§ TESTO DI PARTENZA
'''

Il 13 gennaio di ogni anno si celebra la Giornata mondiale del dialogo fra religioni e omosessualità, istituita da Arcigay per commemorare il suicidio, nel 1998, di Alfredo Ormando.
Gay e cattolico Ormando si tolse la vita in segno di protesta in Piazza San Pietro: un gesto di denuncia verso l’omofobia e totale chiusura delle gerarchie cattoliche nei confronti della comunità LGBT+.
Per allargare la prospettiva temporale, basti pensare che nel 1998 erano trascorsi appena 8 anni da quando l’OMS aveva tolto l’omosessualità dalla lista delle malattie mentali.
Da allora le posizioni si sono fatti sicuramente più sfumate e si è aperta una via per il dialogo: in occasione di questa ricorrenza abbiamo fatto alcune domande sul tema ad Andrea Rubera, portavoce di Cammini di Speranza, associazione nazionale di cristiani LGBT+.
Ricordando la tua telefonata con Papa Francesco hai sempre specificato si trattò di un colloquio di natura pastorale e personale, in cui non avete affrontato tematiche politiche o legate alle unioni civili. In generale, però, molte persone vedono una recente apertura della Chiesa nei confronti delle persone Lgbt+: sei d’accordo?
La Chiesa Cattolica, con i suoi tempi che solo chi ne fa parte conosce, sta affrontando una rivoluzione copernicana che, direi, riporta alle origini del cristianesimo: l’accoglienza senza giudizio. In questo senso, papa Francesco sta indicando la strada: portare in primo piano la persona, con la sua storia, le sue caratteristiche, la sua esperienza esistenziale, la sua unicità. La dottrina rimane al momento inalterata (sappiamo quanto siano lunghi i tempi per le modifiche su questi ambiti) ma il valore della storia personale torna in primo piano e per questo diviene inevitabile disporre di risposte uniche per storie uniche. Questo vale per tutto, incluso ciò che riguarda le persone LGBT.
In fin dei conti è stato l’approccio e il contenuto della telefonata che ho avuto con il Papa.
In questo senso quali sono stati i momenti ‘di svolta’, se ce ne sono stati di specifici?

'''

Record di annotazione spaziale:
'''

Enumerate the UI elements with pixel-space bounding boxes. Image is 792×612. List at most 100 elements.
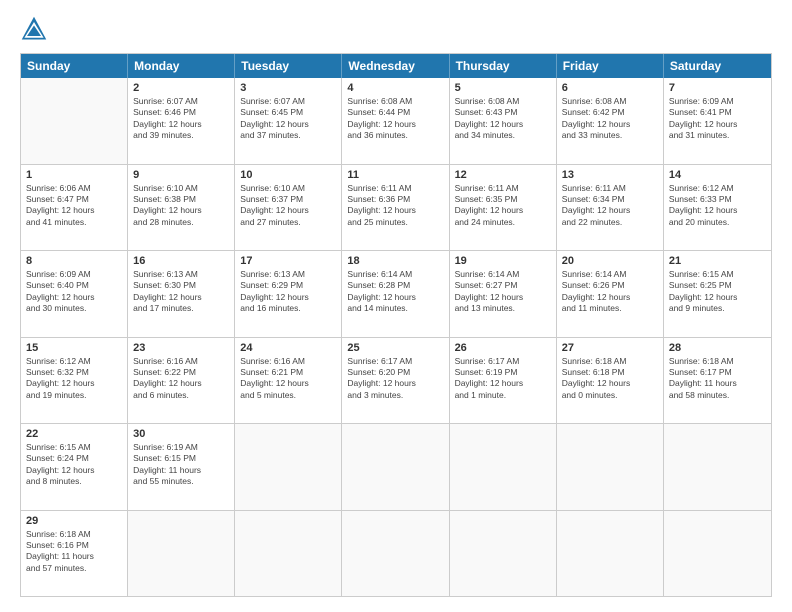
day-info: Sunrise: 6:11 AM Sunset: 6:36 PM Dayligh… bbox=[347, 183, 443, 229]
calendar-cell: 26 Sunrise: 6:17 AM Sunset: 6:19 PM Dayli… bbox=[450, 338, 557, 424]
calendar-cell: 28 Sunrise: 6:18 AM Sunset: 6:17 PM Dayli… bbox=[664, 338, 771, 424]
day-info: Sunrise: 6:07 AM Sunset: 6:46 PM Dayligh… bbox=[133, 96, 229, 142]
day-number: 28 bbox=[669, 342, 766, 354]
calendar-cell bbox=[342, 424, 449, 510]
calendar-cell bbox=[664, 511, 771, 597]
weekday-header-friday: Friday bbox=[557, 54, 664, 78]
day-number: 15 bbox=[26, 342, 122, 354]
calendar-cell: 1 Sunrise: 6:06 AM Sunset: 6:47 PM Daylig… bbox=[21, 165, 128, 251]
calendar-cell: 5 Sunrise: 6:08 AM Sunset: 6:43 PM Daylig… bbox=[450, 78, 557, 164]
day-number: 2 bbox=[133, 82, 229, 94]
day-number: 16 bbox=[133, 255, 229, 267]
calendar-cell: 17 Sunrise: 6:13 AM Sunset: 6:29 PM Dayli… bbox=[235, 251, 342, 337]
day-info: Sunrise: 6:12 AM Sunset: 6:32 PM Dayligh… bbox=[26, 356, 122, 402]
weekday-header-tuesday: Tuesday bbox=[235, 54, 342, 78]
calendar-cell bbox=[664, 424, 771, 510]
calendar-cell: 11 Sunrise: 6:11 AM Sunset: 6:36 PM Dayli… bbox=[342, 165, 449, 251]
calendar-cell: 30 Sunrise: 6:19 AM Sunset: 6:15 PM Dayli… bbox=[128, 424, 235, 510]
calendar-body: 2 Sunrise: 6:07 AM Sunset: 6:46 PM Daylig… bbox=[21, 78, 771, 596]
day-number: 1 bbox=[26, 169, 122, 181]
calendar-cell: 10Sunrise: 6:10 AM Sunset: 6:37 PM Dayli… bbox=[235, 165, 342, 251]
day-number: 5 bbox=[455, 82, 551, 94]
calendar-cell: 20Sunrise: 6:14 AM Sunset: 6:26 PM Dayli… bbox=[557, 251, 664, 337]
day-info: Sunrise: 6:15 AM Sunset: 6:24 PM Dayligh… bbox=[26, 442, 122, 488]
calendar-cell: 16 Sunrise: 6:13 AM Sunset: 6:30 PM Dayli… bbox=[128, 251, 235, 337]
calendar-cell bbox=[557, 424, 664, 510]
weekday-header-thursday: Thursday bbox=[450, 54, 557, 78]
calendar-cell: 19Sunrise: 6:14 AM Sunset: 6:27 PM Dayli… bbox=[450, 251, 557, 337]
day-info: Sunrise: 6:16 AM Sunset: 6:21 PM Dayligh… bbox=[240, 356, 336, 402]
day-info: Sunrise: 6:12 AM Sunset: 6:33 PM Dayligh… bbox=[669, 183, 766, 229]
day-info: Sunrise: 6:08 AM Sunset: 6:42 PM Dayligh… bbox=[562, 96, 658, 142]
calendar-week-2: 1 Sunrise: 6:06 AM Sunset: 6:47 PM Daylig… bbox=[21, 164, 771, 251]
calendar-header: SundayMondayTuesdayWednesdayThursdayFrid… bbox=[21, 54, 771, 78]
day-info: Sunrise: 6:07 AM Sunset: 6:45 PM Dayligh… bbox=[240, 96, 336, 142]
day-number: 27 bbox=[562, 342, 658, 354]
day-number: 13 bbox=[562, 169, 658, 181]
day-info: Sunrise: 6:09 AM Sunset: 6:40 PM Dayligh… bbox=[26, 269, 122, 315]
calendar-cell: 3Sunrise: 6:07 AM Sunset: 6:45 PM Daylig… bbox=[235, 78, 342, 164]
day-info: Sunrise: 6:14 AM Sunset: 6:27 PM Dayligh… bbox=[455, 269, 551, 315]
calendar-cell: 25Sunrise: 6:17 AM Sunset: 6:20 PM Dayli… bbox=[342, 338, 449, 424]
calendar-cell: 15 Sunrise: 6:12 AM Sunset: 6:32 PM Dayli… bbox=[21, 338, 128, 424]
calendar-cell: 13 Sunrise: 6:11 AM Sunset: 6:34 PM Dayli… bbox=[557, 165, 664, 251]
day-info: Sunrise: 6:18 AM Sunset: 6:17 PM Dayligh… bbox=[669, 356, 766, 402]
calendar-cell bbox=[342, 511, 449, 597]
day-number: 12 bbox=[455, 169, 551, 181]
calendar-cell: 14 Sunrise: 6:12 AM Sunset: 6:33 PM Dayli… bbox=[664, 165, 771, 251]
calendar-cell bbox=[235, 511, 342, 597]
day-info: Sunrise: 6:13 AM Sunset: 6:30 PM Dayligh… bbox=[133, 269, 229, 315]
day-number: 24 bbox=[240, 342, 336, 354]
weekday-header-monday: Monday bbox=[128, 54, 235, 78]
day-number: 14 bbox=[669, 169, 766, 181]
calendar-cell: 22Sunrise: 6:15 AM Sunset: 6:24 PM Dayli… bbox=[21, 424, 128, 510]
day-number: 11 bbox=[347, 169, 443, 181]
calendar-cell: 27Sunrise: 6:18 AM Sunset: 6:18 PM Dayli… bbox=[557, 338, 664, 424]
calendar: SundayMondayTuesdayWednesdayThursdayFrid… bbox=[20, 53, 772, 597]
day-number: 4 bbox=[347, 82, 443, 94]
weekday-header-sunday: Sunday bbox=[21, 54, 128, 78]
day-info: Sunrise: 6:16 AM Sunset: 6:22 PM Dayligh… bbox=[133, 356, 229, 402]
day-number: 10 bbox=[240, 169, 336, 181]
calendar-week-5: 22Sunrise: 6:15 AM Sunset: 6:24 PM Dayli… bbox=[21, 423, 771, 510]
calendar-cell: 4 Sunrise: 6:08 AM Sunset: 6:44 PM Daylig… bbox=[342, 78, 449, 164]
day-info: Sunrise: 6:13 AM Sunset: 6:29 PM Dayligh… bbox=[240, 269, 336, 315]
day-number: 21 bbox=[669, 255, 766, 267]
calendar-cell: 7Sunrise: 6:09 AM Sunset: 6:41 PM Daylig… bbox=[664, 78, 771, 164]
day-info: Sunrise: 6:11 AM Sunset: 6:34 PM Dayligh… bbox=[562, 183, 658, 229]
calendar-cell bbox=[450, 424, 557, 510]
day-number: 26 bbox=[455, 342, 551, 354]
day-number: 9 bbox=[133, 169, 229, 181]
day-info: Sunrise: 6:17 AM Sunset: 6:19 PM Dayligh… bbox=[455, 356, 551, 402]
day-number: 20 bbox=[562, 255, 658, 267]
day-number: 30 bbox=[133, 428, 229, 440]
day-number: 23 bbox=[133, 342, 229, 354]
day-number: 6 bbox=[562, 82, 658, 94]
calendar-cell bbox=[21, 78, 128, 164]
day-info: Sunrise: 6:08 AM Sunset: 6:43 PM Dayligh… bbox=[455, 96, 551, 142]
calendar-week-6: 29Sunrise: 6:18 AM Sunset: 6:16 PM Dayli… bbox=[21, 510, 771, 597]
calendar-cell: 12 Sunrise: 6:11 AM Sunset: 6:35 PM Dayli… bbox=[450, 165, 557, 251]
calendar-cell: 18Sunrise: 6:14 AM Sunset: 6:28 PM Dayli… bbox=[342, 251, 449, 337]
day-info: Sunrise: 6:19 AM Sunset: 6:15 PM Dayligh… bbox=[133, 442, 229, 488]
calendar-cell: 2 Sunrise: 6:07 AM Sunset: 6:46 PM Daylig… bbox=[128, 78, 235, 164]
day-number: 17 bbox=[240, 255, 336, 267]
calendar-week-4: 15 Sunrise: 6:12 AM Sunset: 6:32 PM Dayli… bbox=[21, 337, 771, 424]
day-info: Sunrise: 6:08 AM Sunset: 6:44 PM Dayligh… bbox=[347, 96, 443, 142]
calendar-cell: 23 Sunrise: 6:16 AM Sunset: 6:22 PM Dayli… bbox=[128, 338, 235, 424]
day-info: Sunrise: 6:06 AM Sunset: 6:47 PM Dayligh… bbox=[26, 183, 122, 229]
calendar-cell: 6 Sunrise: 6:08 AM Sunset: 6:42 PM Daylig… bbox=[557, 78, 664, 164]
page: SundayMondayTuesdayWednesdayThursdayFrid… bbox=[0, 0, 792, 612]
logo-icon bbox=[20, 15, 48, 43]
day-info: Sunrise: 6:09 AM Sunset: 6:41 PM Dayligh… bbox=[669, 96, 766, 142]
weekday-header-saturday: Saturday bbox=[664, 54, 771, 78]
calendar-cell bbox=[128, 511, 235, 597]
day-info: Sunrise: 6:18 AM Sunset: 6:16 PM Dayligh… bbox=[26, 529, 122, 575]
day-number: 18 bbox=[347, 255, 443, 267]
day-number: 25 bbox=[347, 342, 443, 354]
weekday-header-wednesday: Wednesday bbox=[342, 54, 449, 78]
day-info: Sunrise: 6:11 AM Sunset: 6:35 PM Dayligh… bbox=[455, 183, 551, 229]
calendar-cell: 29Sunrise: 6:18 AM Sunset: 6:16 PM Dayli… bbox=[21, 511, 128, 597]
day-number: 8 bbox=[26, 255, 122, 267]
calendar-cell bbox=[450, 511, 557, 597]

'''

§ COMPITO RICHIESTO 1
Riporta dal testo di partenza il passo tra "Il 13 gennaio" e "della comunità LGBT+.", estremi inclusi, cambiando "Piazza San Pietro" in "Piazza San Giovanni".
§ COMPITO RICHIESTO 2
Secondo il testo di partenza, di quale associazione è portavoce Andrea Rubera?

§ RISULTATO ATTESO 1
Il 13 gennaio di ogni anno si celebra la Giornata mondiale del dialogo fra religioni e omosessualità, istituita da Arcigay per commemorare il suicidio, nel 1998, di Alfredo Ormando.
Gay e cattolico Ormando si tolse la vita in segno di protesta in Piazza San Giovanni: un gesto di denuncia verso l’omofobia e totale chiusura delle gerarchie cattoliche nei confronti della comunità LGBT+.

§ RISULTATO ATTESO 2
Di Cammini di Speranza, associazione nazionale di cristiani LGBT+.